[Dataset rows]
⁂
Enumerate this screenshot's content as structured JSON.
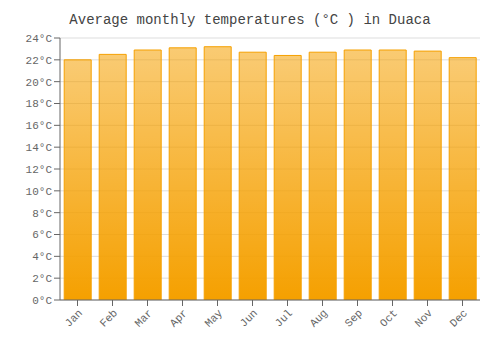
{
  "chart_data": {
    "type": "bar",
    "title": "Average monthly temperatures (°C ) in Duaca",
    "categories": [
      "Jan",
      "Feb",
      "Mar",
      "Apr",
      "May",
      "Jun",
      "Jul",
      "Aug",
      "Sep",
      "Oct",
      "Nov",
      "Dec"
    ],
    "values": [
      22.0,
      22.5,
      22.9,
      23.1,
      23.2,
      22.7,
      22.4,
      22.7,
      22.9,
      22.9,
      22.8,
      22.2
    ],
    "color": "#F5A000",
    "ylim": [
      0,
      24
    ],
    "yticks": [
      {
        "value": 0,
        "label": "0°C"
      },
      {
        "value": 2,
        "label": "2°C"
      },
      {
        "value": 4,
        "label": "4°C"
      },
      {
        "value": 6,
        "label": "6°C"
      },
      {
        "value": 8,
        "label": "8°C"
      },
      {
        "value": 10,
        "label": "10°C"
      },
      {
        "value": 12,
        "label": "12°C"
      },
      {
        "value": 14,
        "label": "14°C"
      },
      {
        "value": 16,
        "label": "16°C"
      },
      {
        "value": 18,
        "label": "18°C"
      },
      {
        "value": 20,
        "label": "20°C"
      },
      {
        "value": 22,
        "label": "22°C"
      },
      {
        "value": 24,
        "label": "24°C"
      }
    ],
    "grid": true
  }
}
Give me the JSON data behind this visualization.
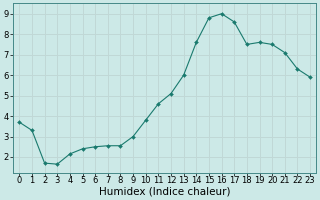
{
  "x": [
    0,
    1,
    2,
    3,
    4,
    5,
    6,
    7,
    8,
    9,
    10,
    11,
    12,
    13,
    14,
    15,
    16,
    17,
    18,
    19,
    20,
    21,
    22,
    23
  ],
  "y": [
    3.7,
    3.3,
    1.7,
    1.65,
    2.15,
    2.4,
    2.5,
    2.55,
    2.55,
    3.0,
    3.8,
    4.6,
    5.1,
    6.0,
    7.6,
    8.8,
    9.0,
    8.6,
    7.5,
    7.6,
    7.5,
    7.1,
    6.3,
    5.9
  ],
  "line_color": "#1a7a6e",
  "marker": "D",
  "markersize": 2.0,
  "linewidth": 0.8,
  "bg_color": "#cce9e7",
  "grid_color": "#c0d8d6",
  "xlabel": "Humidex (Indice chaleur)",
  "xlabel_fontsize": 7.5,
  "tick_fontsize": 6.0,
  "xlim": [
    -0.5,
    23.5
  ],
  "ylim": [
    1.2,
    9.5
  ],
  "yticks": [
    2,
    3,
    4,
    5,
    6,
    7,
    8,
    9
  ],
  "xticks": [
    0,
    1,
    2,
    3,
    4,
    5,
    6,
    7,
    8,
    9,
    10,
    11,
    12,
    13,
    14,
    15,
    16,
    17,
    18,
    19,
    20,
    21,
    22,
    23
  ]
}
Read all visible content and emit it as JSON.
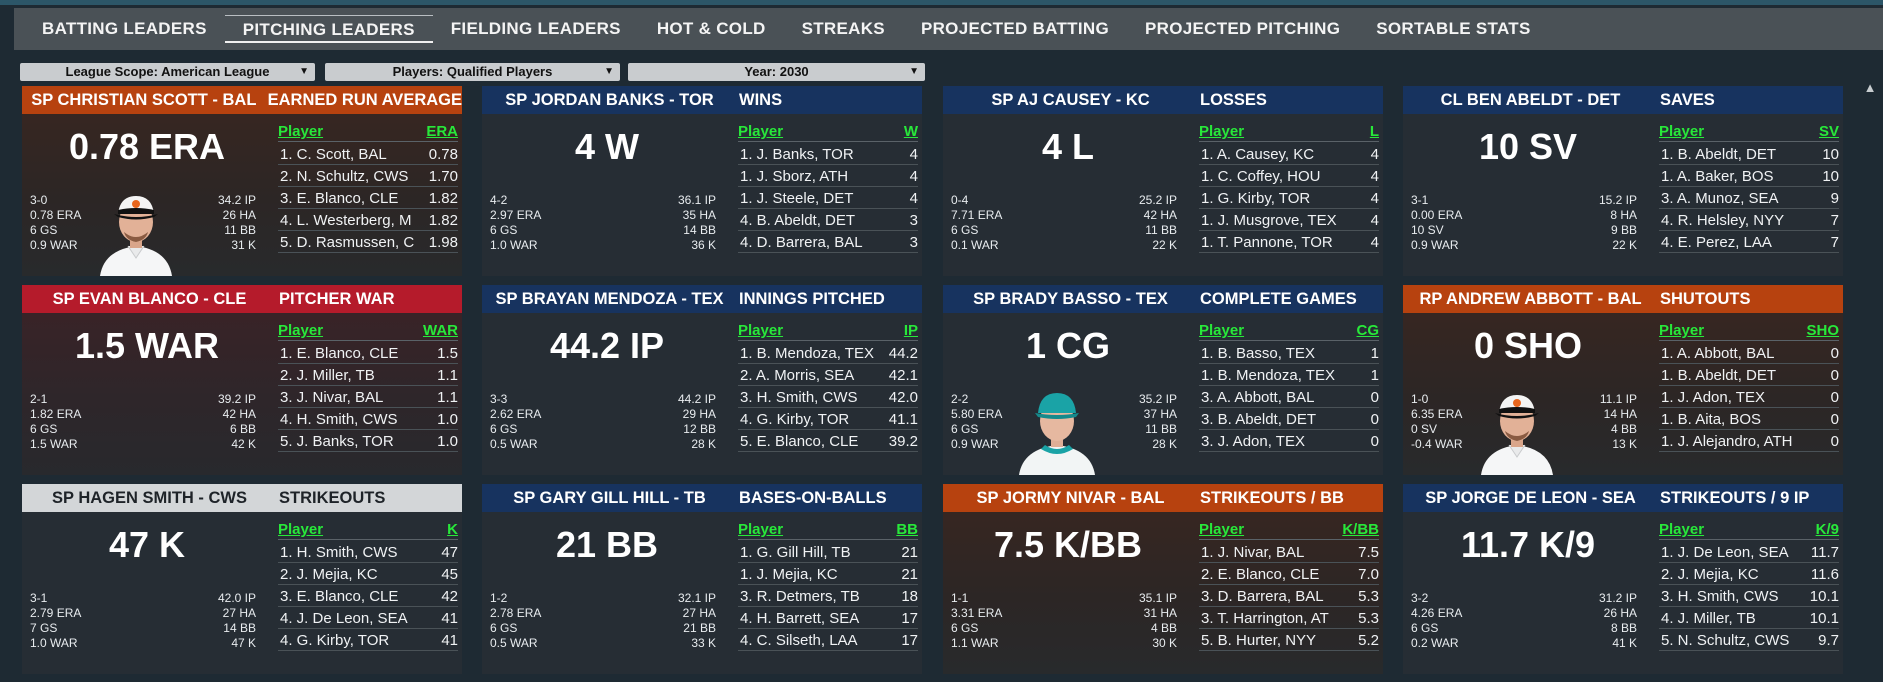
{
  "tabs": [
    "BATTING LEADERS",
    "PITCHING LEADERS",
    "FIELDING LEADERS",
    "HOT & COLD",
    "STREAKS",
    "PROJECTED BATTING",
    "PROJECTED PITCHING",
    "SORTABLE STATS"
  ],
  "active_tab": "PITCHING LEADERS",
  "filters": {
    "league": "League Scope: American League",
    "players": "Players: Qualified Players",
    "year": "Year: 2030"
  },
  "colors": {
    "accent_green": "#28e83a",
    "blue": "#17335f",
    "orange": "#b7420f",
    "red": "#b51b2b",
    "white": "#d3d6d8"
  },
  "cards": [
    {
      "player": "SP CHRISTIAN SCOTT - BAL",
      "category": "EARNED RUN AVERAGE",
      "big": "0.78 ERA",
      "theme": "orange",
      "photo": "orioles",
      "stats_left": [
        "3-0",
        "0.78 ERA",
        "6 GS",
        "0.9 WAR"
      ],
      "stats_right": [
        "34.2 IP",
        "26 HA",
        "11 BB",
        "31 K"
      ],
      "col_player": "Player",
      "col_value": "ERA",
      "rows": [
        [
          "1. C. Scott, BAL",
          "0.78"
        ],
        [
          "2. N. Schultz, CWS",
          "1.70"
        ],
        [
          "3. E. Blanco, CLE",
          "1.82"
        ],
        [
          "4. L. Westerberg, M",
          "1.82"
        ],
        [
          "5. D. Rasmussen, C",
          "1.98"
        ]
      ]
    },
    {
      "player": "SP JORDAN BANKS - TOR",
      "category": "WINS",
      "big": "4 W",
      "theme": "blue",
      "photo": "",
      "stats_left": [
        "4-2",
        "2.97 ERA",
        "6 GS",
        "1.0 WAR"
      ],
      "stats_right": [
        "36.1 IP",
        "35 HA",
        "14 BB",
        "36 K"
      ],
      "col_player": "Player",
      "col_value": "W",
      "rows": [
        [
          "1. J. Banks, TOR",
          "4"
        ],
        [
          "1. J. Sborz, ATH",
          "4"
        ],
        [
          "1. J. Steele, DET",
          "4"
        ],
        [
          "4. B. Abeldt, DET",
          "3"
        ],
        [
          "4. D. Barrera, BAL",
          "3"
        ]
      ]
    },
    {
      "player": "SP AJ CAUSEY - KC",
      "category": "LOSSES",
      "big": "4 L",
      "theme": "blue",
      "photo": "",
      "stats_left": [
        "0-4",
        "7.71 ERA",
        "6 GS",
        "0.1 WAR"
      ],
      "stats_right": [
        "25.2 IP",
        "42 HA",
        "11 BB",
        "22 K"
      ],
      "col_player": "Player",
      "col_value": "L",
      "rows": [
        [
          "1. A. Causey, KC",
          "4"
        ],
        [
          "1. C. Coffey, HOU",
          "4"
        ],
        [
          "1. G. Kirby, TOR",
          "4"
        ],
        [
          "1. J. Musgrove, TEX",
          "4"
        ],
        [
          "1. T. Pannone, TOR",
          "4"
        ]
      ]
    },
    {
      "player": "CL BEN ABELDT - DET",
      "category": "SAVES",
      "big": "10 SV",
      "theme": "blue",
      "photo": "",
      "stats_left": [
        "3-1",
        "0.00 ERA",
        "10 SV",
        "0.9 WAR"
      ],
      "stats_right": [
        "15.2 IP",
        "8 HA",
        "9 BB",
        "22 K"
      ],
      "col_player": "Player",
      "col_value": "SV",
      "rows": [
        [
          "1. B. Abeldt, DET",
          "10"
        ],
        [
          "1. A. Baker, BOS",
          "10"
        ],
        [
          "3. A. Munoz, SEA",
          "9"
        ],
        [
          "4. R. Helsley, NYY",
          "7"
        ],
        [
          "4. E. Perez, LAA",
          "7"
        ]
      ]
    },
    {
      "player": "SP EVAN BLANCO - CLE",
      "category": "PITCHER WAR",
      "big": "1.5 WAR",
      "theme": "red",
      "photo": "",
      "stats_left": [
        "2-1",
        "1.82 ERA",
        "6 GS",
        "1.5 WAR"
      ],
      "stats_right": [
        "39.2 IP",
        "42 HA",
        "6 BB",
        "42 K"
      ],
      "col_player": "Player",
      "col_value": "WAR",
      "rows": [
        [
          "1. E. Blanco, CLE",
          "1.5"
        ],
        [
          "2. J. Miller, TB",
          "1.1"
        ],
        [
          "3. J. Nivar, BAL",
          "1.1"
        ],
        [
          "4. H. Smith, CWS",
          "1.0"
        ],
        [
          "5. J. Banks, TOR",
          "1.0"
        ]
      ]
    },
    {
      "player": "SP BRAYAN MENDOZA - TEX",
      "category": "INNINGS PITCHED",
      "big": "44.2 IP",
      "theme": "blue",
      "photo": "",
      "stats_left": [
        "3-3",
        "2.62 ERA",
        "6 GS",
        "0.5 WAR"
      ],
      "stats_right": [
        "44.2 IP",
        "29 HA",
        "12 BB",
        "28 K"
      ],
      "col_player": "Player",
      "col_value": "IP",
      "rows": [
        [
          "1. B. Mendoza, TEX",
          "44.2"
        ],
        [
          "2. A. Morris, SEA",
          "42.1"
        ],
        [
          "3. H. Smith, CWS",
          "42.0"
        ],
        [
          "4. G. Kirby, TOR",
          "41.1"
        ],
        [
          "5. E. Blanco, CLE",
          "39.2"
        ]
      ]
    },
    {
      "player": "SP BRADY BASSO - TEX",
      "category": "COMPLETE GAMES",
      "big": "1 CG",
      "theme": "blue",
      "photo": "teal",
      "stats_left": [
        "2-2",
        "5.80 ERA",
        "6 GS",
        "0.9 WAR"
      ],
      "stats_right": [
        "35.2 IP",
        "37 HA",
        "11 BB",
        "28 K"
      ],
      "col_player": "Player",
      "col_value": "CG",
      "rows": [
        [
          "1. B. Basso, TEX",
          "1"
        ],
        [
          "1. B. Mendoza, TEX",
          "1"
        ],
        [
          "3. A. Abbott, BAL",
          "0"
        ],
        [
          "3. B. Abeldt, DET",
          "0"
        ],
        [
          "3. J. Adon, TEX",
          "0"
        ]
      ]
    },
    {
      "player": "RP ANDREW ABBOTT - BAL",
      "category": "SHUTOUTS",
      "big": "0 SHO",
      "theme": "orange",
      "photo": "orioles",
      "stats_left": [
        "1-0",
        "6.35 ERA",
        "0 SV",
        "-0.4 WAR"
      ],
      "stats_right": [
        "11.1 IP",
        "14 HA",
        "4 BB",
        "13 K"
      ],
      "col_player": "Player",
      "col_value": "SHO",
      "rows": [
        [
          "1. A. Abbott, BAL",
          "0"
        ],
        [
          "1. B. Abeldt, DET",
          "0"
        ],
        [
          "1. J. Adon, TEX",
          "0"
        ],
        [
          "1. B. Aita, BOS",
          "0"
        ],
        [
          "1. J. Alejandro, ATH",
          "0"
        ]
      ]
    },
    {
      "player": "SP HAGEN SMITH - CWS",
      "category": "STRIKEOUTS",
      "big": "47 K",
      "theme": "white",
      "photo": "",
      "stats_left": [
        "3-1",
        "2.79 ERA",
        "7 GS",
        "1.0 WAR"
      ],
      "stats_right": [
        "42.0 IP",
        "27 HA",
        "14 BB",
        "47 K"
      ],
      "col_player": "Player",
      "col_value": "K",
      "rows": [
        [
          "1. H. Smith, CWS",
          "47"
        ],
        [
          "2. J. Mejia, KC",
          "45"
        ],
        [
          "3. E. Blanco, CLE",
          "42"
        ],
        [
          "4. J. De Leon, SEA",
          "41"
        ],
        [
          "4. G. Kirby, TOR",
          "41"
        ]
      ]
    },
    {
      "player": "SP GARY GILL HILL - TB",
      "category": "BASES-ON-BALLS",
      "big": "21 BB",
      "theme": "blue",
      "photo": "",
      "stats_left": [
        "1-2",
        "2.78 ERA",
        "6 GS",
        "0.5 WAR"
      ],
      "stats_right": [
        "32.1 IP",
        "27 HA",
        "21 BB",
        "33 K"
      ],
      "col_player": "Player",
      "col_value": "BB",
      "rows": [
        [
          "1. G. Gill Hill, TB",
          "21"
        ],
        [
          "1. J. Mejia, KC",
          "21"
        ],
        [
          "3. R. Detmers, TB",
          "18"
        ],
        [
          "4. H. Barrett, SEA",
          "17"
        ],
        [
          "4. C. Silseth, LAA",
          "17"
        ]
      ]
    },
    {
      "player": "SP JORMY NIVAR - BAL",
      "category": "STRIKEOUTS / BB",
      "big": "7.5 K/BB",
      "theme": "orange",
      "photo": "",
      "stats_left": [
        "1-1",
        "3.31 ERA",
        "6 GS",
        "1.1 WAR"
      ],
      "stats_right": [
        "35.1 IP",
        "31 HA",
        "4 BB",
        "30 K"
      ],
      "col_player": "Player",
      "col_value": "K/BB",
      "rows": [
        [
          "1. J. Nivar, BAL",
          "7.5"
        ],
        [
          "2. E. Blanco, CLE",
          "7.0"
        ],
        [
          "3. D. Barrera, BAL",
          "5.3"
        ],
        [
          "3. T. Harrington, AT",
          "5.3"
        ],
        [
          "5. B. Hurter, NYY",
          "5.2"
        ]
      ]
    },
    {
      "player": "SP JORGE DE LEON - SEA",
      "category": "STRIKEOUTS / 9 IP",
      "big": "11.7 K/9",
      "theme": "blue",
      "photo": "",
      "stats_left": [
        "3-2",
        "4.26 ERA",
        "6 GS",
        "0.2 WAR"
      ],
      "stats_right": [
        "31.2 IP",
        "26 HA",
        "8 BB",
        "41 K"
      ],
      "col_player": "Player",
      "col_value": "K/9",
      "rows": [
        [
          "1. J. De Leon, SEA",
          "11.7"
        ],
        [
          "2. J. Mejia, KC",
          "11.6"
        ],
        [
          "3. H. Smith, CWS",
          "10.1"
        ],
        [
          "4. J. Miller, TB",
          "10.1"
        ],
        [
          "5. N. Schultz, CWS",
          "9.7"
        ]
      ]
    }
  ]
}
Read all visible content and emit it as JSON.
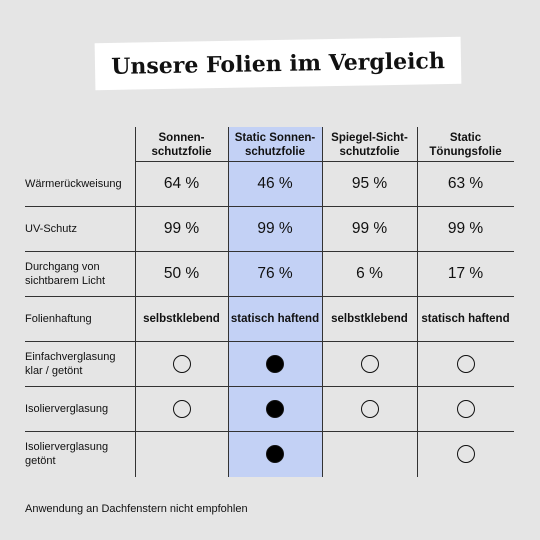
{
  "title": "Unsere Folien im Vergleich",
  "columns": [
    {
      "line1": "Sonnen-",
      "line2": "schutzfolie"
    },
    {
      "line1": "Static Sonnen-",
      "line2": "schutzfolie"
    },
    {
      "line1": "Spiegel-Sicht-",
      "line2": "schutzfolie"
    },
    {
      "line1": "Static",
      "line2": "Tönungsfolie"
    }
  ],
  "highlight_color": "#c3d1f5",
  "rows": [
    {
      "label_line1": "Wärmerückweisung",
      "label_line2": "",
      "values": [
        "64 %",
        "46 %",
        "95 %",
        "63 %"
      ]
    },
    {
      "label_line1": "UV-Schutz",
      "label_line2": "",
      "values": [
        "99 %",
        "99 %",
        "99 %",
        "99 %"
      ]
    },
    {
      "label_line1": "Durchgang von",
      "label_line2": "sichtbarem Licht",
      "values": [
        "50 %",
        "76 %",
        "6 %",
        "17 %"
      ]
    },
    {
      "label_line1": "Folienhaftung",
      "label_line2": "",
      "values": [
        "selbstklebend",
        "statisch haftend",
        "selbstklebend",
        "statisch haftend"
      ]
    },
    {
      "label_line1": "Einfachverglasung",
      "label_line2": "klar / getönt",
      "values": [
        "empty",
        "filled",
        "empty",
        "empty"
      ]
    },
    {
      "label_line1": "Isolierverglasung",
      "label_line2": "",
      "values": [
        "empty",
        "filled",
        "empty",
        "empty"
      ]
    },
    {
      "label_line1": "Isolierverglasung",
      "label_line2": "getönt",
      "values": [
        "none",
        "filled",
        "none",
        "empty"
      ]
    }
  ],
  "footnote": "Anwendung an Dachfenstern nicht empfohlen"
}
⁂
• **Problem requirements**:
Read the entries and show each line that mentions "STRIKEOUTS".

• **Solution to this exercise**:
      "category": "STRIKEOUTS",
      "category": "STRIKEOUTS / BB",
      "category": "STRIKEOUTS / 9 IP",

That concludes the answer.